**Short task**
Please count the lines below that contain the word "demo", and reply with that number alone.

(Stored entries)
***

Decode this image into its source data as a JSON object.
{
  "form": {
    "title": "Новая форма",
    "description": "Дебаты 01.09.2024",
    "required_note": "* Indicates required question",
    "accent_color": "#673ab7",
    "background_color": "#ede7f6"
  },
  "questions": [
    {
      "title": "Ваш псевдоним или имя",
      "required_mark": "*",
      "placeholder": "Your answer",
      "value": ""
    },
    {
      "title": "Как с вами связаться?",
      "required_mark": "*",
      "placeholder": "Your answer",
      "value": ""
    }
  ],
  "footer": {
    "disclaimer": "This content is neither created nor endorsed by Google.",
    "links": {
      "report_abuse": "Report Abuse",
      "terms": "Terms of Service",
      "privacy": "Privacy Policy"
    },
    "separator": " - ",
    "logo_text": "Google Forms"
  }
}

***

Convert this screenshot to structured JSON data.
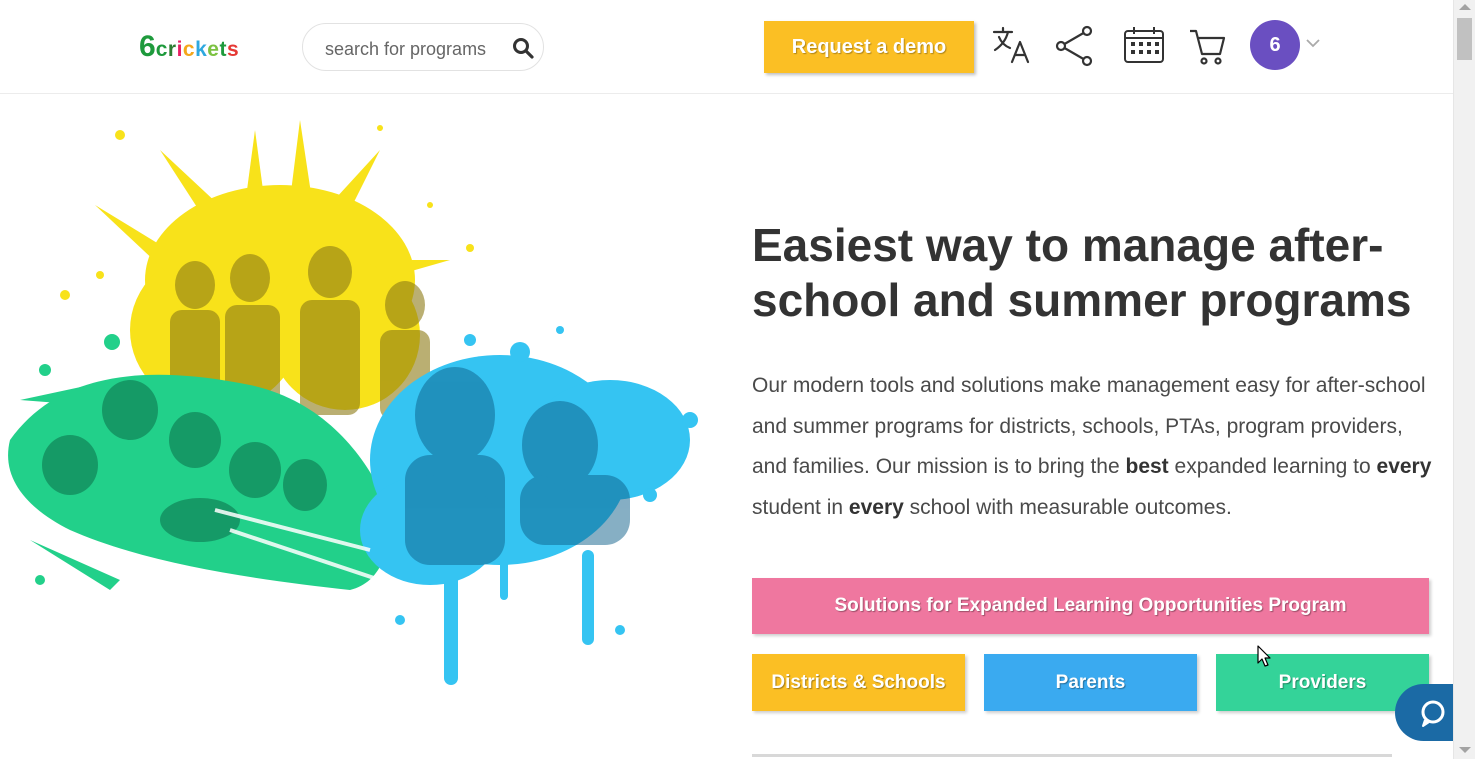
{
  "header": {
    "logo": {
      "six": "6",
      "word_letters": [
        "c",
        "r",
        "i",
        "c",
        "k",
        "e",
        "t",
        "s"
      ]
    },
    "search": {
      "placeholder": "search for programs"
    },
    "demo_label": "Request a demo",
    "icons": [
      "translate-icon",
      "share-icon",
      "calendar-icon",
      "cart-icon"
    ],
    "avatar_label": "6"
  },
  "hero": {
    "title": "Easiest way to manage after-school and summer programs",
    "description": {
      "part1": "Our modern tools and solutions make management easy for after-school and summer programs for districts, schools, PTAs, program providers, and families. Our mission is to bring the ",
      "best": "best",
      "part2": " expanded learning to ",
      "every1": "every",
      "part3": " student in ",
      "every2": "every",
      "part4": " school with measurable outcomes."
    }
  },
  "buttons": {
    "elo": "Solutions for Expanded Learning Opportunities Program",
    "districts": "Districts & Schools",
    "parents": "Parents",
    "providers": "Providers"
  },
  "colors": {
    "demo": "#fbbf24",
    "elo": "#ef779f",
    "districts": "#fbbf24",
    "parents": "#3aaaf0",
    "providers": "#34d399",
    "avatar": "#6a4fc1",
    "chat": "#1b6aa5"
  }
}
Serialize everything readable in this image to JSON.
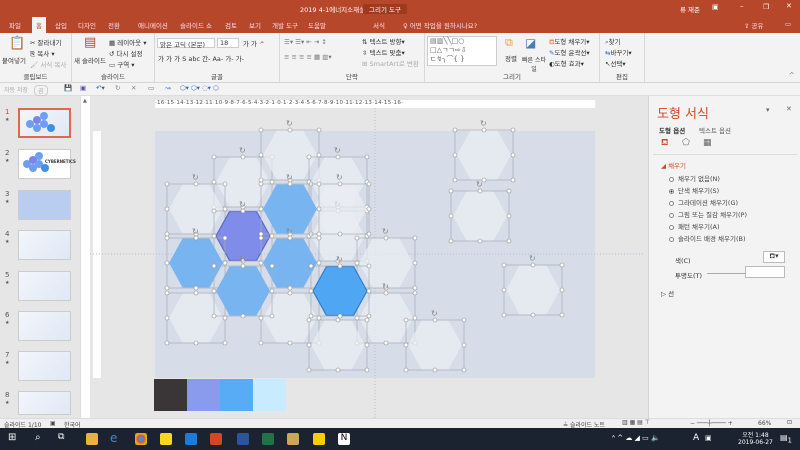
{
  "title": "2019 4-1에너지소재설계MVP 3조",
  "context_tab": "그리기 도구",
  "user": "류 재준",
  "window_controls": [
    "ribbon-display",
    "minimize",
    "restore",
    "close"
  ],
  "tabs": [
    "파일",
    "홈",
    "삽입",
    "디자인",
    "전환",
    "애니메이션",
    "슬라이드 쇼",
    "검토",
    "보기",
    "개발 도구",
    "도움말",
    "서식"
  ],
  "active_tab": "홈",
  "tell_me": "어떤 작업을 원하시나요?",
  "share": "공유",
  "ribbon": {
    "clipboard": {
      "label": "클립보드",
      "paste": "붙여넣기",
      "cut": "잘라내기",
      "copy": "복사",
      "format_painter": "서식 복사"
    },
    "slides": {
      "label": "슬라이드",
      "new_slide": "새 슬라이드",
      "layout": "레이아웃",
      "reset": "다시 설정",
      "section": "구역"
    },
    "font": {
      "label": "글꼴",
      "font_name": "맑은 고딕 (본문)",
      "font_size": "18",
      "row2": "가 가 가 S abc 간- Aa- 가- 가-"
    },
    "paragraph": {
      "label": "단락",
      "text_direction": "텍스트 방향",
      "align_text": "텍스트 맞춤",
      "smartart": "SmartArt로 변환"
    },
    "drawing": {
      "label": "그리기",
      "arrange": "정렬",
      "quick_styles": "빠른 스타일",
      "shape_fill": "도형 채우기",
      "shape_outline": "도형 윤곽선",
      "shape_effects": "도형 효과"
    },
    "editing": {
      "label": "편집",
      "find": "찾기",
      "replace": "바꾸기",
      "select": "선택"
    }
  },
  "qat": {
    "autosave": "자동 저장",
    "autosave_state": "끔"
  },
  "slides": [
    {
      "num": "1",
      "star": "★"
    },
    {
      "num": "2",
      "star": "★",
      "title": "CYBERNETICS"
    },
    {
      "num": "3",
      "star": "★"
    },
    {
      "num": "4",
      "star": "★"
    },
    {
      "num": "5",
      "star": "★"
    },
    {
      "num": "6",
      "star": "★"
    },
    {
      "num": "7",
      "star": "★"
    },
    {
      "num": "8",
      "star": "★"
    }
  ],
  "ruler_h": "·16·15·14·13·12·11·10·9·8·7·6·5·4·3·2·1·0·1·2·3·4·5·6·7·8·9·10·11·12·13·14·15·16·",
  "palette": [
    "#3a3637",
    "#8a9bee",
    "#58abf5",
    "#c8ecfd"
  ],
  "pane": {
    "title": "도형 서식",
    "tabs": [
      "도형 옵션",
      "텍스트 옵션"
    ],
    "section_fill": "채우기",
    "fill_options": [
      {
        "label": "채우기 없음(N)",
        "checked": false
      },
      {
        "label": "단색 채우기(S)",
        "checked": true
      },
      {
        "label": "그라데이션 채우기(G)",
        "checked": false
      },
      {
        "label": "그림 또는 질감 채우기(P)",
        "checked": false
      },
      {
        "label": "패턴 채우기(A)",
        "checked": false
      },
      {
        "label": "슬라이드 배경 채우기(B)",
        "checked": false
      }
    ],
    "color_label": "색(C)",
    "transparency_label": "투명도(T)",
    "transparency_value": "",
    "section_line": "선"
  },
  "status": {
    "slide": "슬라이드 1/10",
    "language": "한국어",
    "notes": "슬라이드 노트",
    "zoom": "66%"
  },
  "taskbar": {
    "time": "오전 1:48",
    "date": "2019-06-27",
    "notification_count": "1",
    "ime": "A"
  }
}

***

**Task answer**
2